** Given problem **
Only lines holding the string "with" are wanted; copy each one from the material.

__________

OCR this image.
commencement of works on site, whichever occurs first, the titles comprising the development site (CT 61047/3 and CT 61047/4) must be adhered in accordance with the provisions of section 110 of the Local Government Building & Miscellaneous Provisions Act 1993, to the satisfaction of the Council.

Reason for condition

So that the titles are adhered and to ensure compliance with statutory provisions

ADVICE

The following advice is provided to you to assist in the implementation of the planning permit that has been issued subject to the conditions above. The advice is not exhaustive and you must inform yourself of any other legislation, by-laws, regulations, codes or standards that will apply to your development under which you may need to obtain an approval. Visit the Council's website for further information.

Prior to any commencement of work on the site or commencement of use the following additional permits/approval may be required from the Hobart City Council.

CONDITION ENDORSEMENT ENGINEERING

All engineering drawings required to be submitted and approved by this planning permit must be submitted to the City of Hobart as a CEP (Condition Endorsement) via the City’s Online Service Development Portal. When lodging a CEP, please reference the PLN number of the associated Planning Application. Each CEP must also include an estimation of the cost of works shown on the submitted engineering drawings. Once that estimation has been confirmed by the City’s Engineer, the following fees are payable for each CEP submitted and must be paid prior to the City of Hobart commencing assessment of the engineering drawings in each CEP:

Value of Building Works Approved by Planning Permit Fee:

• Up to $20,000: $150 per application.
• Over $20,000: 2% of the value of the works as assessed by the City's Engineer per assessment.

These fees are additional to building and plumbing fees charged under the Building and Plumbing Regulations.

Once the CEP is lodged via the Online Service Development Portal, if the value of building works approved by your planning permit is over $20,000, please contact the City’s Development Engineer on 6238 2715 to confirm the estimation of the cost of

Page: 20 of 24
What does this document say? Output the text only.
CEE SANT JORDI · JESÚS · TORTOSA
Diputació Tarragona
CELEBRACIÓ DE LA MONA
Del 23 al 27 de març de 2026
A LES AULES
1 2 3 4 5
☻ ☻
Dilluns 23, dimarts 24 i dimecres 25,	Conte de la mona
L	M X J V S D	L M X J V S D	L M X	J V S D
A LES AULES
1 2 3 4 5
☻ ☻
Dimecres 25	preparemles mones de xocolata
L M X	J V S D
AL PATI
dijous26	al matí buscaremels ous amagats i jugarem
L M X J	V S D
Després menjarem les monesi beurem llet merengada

__________

** Answer to the problem **
commencement of works on site, whichever occurs first, the titles comprising the development site (CT 61047/3 and CT 61047/4) must be adhered in accordance with the provisions of section 110 of the Local Government Building & Miscellaneous Provisions Act 1993, to the satisfaction of the Council.
So that the titles are adhered and to ensure compliance with statutory provisions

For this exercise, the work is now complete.